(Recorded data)
· · · ·

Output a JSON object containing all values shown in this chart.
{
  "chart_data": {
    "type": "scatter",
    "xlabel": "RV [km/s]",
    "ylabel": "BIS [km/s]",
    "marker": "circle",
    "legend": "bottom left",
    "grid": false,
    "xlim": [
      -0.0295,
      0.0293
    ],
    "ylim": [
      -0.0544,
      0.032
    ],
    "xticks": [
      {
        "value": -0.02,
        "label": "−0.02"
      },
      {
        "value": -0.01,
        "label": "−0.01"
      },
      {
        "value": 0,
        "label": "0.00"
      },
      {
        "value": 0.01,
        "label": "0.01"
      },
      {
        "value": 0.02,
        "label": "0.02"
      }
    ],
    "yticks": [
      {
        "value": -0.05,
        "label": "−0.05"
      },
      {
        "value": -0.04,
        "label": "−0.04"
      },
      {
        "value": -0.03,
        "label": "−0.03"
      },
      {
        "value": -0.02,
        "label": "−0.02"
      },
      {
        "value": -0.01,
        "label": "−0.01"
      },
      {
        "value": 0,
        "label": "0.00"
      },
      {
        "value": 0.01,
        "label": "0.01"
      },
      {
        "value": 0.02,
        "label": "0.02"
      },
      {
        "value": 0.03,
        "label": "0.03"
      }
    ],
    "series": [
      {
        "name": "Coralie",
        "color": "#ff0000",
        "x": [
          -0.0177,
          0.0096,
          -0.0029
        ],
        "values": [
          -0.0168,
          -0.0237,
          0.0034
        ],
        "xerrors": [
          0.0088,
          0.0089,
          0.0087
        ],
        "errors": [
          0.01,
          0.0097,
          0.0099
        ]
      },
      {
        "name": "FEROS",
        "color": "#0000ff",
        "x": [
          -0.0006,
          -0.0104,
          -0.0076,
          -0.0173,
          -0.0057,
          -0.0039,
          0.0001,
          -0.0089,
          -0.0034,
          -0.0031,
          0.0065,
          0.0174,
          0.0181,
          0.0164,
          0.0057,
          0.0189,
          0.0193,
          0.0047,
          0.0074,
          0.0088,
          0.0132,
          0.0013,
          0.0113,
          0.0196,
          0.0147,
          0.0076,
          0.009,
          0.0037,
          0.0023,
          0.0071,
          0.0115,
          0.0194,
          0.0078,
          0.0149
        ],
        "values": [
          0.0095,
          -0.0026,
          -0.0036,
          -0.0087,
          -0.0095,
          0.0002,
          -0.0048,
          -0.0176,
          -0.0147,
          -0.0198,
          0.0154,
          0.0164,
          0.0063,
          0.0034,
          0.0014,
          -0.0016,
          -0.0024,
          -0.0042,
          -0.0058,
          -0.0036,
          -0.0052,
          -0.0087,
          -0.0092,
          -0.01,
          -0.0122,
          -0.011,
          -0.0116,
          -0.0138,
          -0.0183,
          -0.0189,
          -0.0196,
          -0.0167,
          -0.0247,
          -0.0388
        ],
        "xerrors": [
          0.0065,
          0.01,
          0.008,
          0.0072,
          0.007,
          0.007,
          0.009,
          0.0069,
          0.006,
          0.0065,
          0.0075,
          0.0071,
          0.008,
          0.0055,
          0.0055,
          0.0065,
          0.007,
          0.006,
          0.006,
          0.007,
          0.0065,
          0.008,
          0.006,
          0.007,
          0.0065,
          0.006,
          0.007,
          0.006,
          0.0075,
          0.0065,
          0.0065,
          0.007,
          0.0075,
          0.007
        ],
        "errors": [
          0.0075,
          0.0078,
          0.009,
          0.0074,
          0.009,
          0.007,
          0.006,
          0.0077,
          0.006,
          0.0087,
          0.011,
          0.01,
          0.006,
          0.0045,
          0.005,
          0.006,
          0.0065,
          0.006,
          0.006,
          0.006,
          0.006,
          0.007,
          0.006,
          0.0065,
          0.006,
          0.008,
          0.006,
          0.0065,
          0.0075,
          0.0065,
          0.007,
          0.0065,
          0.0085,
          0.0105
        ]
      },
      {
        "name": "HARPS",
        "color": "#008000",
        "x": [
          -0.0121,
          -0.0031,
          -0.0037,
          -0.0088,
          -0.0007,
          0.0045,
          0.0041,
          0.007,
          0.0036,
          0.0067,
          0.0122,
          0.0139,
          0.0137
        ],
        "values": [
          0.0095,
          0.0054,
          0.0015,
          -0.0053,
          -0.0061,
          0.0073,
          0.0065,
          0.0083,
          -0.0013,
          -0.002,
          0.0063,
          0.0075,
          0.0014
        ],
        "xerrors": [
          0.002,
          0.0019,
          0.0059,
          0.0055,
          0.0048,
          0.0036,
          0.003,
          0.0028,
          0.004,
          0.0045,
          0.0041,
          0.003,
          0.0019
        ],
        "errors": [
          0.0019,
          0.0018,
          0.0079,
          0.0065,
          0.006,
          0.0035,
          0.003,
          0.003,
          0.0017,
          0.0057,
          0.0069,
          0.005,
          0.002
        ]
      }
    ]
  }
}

· · · ·

EXERCISE GOAL
Select, from the listing, all lines that include the word "color".

SOLUTION TO THE EXERCISE
        "color": "#ff0000",
        "color": "#0000ff",
        "color": "#008000",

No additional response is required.